◆ Provided data:

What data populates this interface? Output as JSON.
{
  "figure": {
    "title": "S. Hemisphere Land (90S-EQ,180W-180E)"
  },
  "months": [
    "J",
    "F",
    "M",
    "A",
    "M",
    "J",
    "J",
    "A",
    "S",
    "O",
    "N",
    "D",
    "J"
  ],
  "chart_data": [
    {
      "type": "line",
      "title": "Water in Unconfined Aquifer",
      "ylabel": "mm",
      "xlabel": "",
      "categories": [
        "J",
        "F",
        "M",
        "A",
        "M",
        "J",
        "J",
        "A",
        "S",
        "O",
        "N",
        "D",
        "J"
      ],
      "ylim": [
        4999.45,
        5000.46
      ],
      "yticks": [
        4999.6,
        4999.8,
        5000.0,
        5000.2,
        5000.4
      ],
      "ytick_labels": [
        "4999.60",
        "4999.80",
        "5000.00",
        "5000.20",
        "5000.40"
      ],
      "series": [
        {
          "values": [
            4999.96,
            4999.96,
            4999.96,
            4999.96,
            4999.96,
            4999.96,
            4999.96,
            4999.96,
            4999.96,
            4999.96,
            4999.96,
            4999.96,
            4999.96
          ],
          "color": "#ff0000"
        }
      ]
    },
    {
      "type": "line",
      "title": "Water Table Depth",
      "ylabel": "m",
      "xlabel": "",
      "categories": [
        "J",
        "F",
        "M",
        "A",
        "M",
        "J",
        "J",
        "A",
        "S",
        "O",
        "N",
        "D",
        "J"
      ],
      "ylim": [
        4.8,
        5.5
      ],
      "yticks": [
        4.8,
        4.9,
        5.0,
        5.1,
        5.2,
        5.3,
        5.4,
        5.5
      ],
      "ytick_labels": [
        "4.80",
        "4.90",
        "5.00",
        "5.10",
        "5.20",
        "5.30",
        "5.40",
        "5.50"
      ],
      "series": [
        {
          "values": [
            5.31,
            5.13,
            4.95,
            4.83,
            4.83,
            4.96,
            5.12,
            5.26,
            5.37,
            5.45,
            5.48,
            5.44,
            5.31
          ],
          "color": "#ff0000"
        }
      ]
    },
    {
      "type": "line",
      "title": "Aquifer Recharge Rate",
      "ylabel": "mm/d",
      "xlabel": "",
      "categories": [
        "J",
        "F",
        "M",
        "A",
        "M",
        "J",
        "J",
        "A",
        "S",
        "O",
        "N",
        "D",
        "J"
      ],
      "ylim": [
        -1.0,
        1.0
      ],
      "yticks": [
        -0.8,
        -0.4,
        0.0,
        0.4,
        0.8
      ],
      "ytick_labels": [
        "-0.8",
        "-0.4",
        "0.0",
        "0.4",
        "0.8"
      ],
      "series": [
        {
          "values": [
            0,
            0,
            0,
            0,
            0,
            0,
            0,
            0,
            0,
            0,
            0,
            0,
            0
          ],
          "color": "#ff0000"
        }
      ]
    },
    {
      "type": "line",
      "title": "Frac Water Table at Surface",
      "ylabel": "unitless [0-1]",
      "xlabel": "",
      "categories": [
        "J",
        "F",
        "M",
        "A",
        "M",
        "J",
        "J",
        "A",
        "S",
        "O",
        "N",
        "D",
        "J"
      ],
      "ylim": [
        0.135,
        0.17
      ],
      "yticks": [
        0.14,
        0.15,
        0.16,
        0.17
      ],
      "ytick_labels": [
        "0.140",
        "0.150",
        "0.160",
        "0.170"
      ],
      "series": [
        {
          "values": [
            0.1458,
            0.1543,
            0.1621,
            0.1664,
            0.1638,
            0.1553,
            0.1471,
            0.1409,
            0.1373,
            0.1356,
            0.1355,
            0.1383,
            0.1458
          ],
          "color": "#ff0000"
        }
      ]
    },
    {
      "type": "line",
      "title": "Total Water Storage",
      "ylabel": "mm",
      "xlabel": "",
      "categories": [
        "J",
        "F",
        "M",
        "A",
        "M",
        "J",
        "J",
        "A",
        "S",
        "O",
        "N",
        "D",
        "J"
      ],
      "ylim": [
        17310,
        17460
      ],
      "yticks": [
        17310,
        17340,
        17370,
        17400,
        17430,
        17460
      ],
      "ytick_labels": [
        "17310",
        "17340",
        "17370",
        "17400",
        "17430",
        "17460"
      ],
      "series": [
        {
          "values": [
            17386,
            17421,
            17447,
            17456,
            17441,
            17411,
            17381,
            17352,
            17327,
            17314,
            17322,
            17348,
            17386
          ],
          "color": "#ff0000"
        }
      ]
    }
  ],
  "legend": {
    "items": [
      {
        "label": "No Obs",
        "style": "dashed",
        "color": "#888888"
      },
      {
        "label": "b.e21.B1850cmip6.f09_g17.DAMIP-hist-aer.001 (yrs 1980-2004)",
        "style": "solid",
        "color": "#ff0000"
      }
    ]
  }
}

◆ Task details:
Output the listing above word for word.

◆ Right answer:
What data populates this interface? Output as JSON.
{
  "figure": {
    "title": "S. Hemisphere Land (90S-EQ,180W-180E)"
  },
  "months": [
    "J",
    "F",
    "M",
    "A",
    "M",
    "J",
    "J",
    "A",
    "S",
    "O",
    "N",
    "D",
    "J"
  ],
  "chart_data": [
    {
      "type": "line",
      "title": "Water in Unconfined Aquifer",
      "ylabel": "mm",
      "xlabel": "",
      "categories": [
        "J",
        "F",
        "M",
        "A",
        "M",
        "J",
        "J",
        "A",
        "S",
        "O",
        "N",
        "D",
        "J"
      ],
      "ylim": [
        4999.45,
        5000.46
      ],
      "yticks": [
        4999.6,
        4999.8,
        5000.0,
        5000.2,
        5000.4
      ],
      "ytick_labels": [
        "4999.60",
        "4999.80",
        "5000.00",
        "5000.20",
        "5000.40"
      ],
      "series": [
        {
          "values": [
            4999.96,
            4999.96,
            4999.96,
            4999.96,
            4999.96,
            4999.96,
            4999.96,
            4999.96,
            4999.96,
            4999.96,
            4999.96,
            4999.96,
            4999.96
          ],
          "color": "#ff0000"
        }
      ]
    },
    {
      "type": "line",
      "title": "Water Table Depth",
      "ylabel": "m",
      "xlabel": "",
      "categories": [
        "J",
        "F",
        "M",
        "A",
        "M",
        "J",
        "J",
        "A",
        "S",
        "O",
        "N",
        "D",
        "J"
      ],
      "ylim": [
        4.8,
        5.5
      ],
      "yticks": [
        4.8,
        4.9,
        5.0,
        5.1,
        5.2,
        5.3,
        5.4,
        5.5
      ],
      "ytick_labels": [
        "4.80",
        "4.90",
        "5.00",
        "5.10",
        "5.20",
        "5.30",
        "5.40",
        "5.50"
      ],
      "series": [
        {
          "values": [
            5.31,
            5.13,
            4.95,
            4.83,
            4.83,
            4.96,
            5.12,
            5.26,
            5.37,
            5.45,
            5.48,
            5.44,
            5.31
          ],
          "color": "#ff0000"
        }
      ]
    },
    {
      "type": "line",
      "title": "Aquifer Recharge Rate",
      "ylabel": "mm/d",
      "xlabel": "",
      "categories": [
        "J",
        "F",
        "M",
        "A",
        "M",
        "J",
        "J",
        "A",
        "S",
        "O",
        "N",
        "D",
        "J"
      ],
      "ylim": [
        -1.0,
        1.0
      ],
      "yticks": [
        -0.8,
        -0.4,
        0.0,
        0.4,
        0.8
      ],
      "ytick_labels": [
        "-0.8",
        "-0.4",
        "0.0",
        "0.4",
        "0.8"
      ],
      "series": [
        {
          "values": [
            0,
            0,
            0,
            0,
            0,
            0,
            0,
            0,
            0,
            0,
            0,
            0,
            0
          ],
          "color": "#ff0000"
        }
      ]
    },
    {
      "type": "line",
      "title": "Frac Water Table at Surface",
      "ylabel": "unitless [0-1]",
      "xlabel": "",
      "categories": [
        "J",
        "F",
        "M",
        "A",
        "M",
        "J",
        "J",
        "A",
        "S",
        "O",
        "N",
        "D",
        "J"
      ],
      "ylim": [
        0.135,
        0.17
      ],
      "yticks": [
        0.14,
        0.15,
        0.16,
        0.17
      ],
      "ytick_labels": [
        "0.140",
        "0.150",
        "0.160",
        "0.170"
      ],
      "series": [
        {
          "values": [
            0.1458,
            0.1543,
            0.1621,
            0.1664,
            0.1638,
            0.1553,
            0.1471,
            0.1409,
            0.1373,
            0.1356,
            0.1355,
            0.1383,
            0.1458
          ],
          "color": "#ff0000"
        }
      ]
    },
    {
      "type": "line",
      "title": "Total Water Storage",
      "ylabel": "mm",
      "xlabel": "",
      "categories": [
        "J",
        "F",
        "M",
        "A",
        "M",
        "J",
        "J",
        "A",
        "S",
        "O",
        "N",
        "D",
        "J"
      ],
      "ylim": [
        17310,
        17460
      ],
      "yticks": [
        17310,
        17340,
        17370,
        17400,
        17430,
        17460
      ],
      "ytick_labels": [
        "17310",
        "17340",
        "17370",
        "17400",
        "17430",
        "17460"
      ],
      "series": [
        {
          "values": [
            17386,
            17421,
            17447,
            17456,
            17441,
            17411,
            17381,
            17352,
            17327,
            17314,
            17322,
            17348,
            17386
          ],
          "color": "#ff0000"
        }
      ]
    }
  ],
  "legend": {
    "items": [
      {
        "label": "No Obs",
        "style": "dashed",
        "color": "#888888"
      },
      {
        "label": "b.e21.B1850cmip6.f09_g17.DAMIP-hist-aer.001 (yrs 1980-2004)",
        "style": "solid",
        "color": "#ff0000"
      }
    ]
  }
}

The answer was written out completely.